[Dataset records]
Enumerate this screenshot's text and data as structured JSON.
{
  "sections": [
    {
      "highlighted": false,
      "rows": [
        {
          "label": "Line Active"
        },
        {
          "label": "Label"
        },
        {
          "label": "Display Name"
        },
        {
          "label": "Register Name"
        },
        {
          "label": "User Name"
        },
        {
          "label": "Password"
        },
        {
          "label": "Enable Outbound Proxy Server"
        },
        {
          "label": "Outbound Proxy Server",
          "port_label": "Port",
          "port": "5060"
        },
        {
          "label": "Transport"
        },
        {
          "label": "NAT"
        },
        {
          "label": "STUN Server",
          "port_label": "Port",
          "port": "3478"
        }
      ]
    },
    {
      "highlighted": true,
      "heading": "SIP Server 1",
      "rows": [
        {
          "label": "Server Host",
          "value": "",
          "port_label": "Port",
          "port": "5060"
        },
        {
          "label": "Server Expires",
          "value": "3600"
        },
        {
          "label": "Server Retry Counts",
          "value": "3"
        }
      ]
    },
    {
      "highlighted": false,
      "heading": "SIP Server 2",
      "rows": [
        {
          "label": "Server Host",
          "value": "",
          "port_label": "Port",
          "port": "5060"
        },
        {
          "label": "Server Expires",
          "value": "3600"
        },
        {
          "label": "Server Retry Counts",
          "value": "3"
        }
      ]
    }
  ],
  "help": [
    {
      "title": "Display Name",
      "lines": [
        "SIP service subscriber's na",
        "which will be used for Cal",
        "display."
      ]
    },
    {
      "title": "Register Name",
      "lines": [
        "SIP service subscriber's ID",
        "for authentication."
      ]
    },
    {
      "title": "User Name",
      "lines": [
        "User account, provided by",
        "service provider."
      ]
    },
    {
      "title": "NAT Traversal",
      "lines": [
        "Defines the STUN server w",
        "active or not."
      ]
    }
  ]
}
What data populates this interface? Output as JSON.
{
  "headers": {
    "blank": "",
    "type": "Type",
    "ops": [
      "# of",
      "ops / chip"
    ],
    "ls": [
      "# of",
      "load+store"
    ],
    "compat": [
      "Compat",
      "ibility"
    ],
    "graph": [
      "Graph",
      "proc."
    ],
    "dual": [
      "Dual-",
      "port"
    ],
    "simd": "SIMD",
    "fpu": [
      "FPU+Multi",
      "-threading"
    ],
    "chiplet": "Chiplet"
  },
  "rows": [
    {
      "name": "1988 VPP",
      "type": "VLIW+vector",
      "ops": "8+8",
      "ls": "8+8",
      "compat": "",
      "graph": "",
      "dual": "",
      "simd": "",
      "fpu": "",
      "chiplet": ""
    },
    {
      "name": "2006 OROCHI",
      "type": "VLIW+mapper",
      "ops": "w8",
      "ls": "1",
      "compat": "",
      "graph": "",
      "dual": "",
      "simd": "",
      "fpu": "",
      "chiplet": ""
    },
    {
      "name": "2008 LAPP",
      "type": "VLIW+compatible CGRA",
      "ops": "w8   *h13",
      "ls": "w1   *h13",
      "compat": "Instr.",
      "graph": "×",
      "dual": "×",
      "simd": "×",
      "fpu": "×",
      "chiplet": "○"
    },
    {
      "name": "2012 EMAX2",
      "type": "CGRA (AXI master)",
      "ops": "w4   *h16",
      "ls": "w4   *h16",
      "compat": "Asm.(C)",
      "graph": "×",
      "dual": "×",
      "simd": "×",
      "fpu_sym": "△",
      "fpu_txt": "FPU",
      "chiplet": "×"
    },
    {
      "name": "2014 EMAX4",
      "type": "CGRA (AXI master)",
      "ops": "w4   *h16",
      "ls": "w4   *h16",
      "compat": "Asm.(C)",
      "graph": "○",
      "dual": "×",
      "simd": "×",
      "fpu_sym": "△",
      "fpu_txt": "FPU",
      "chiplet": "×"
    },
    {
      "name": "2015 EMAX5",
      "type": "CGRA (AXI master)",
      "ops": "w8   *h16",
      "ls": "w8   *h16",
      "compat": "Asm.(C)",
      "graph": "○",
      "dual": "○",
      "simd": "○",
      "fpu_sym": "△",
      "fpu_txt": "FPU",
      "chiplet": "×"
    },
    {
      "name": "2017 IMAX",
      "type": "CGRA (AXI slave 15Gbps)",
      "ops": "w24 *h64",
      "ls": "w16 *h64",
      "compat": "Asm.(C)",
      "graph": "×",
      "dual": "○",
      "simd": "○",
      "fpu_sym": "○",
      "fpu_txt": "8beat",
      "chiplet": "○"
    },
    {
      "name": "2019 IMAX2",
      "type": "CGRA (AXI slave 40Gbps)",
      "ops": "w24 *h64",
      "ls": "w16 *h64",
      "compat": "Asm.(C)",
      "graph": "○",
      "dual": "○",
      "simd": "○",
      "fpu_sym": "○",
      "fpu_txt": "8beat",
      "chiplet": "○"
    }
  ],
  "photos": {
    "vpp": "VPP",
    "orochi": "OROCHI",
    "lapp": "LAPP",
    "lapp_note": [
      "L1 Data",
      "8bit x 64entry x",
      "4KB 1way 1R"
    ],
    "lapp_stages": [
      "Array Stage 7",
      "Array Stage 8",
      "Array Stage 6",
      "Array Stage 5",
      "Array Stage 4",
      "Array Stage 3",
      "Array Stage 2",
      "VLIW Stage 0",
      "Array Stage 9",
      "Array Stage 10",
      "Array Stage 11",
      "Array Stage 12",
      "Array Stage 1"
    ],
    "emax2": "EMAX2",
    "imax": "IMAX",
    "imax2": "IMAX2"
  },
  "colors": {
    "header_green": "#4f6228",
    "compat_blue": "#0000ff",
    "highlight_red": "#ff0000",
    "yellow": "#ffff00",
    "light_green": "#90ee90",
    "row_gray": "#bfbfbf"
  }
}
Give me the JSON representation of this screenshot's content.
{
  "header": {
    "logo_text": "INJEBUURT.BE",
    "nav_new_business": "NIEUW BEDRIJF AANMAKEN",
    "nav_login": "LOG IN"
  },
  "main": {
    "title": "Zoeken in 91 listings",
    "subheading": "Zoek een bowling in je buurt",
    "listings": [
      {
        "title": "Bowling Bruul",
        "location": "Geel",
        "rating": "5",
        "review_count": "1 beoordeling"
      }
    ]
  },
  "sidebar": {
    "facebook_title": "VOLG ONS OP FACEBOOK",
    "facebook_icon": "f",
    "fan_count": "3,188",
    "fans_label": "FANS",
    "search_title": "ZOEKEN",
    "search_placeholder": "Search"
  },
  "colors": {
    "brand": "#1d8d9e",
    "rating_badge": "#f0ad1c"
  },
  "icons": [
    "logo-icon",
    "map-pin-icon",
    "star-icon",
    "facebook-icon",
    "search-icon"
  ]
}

EXERCISE DESCRIPTION: Pull out the lines above in which the word "slave" appears.

TASK OUTPUT:
      "type": "CGRA (AXI slave 15Gbps)",
      "type": "CGRA (AXI slave 40Gbps)",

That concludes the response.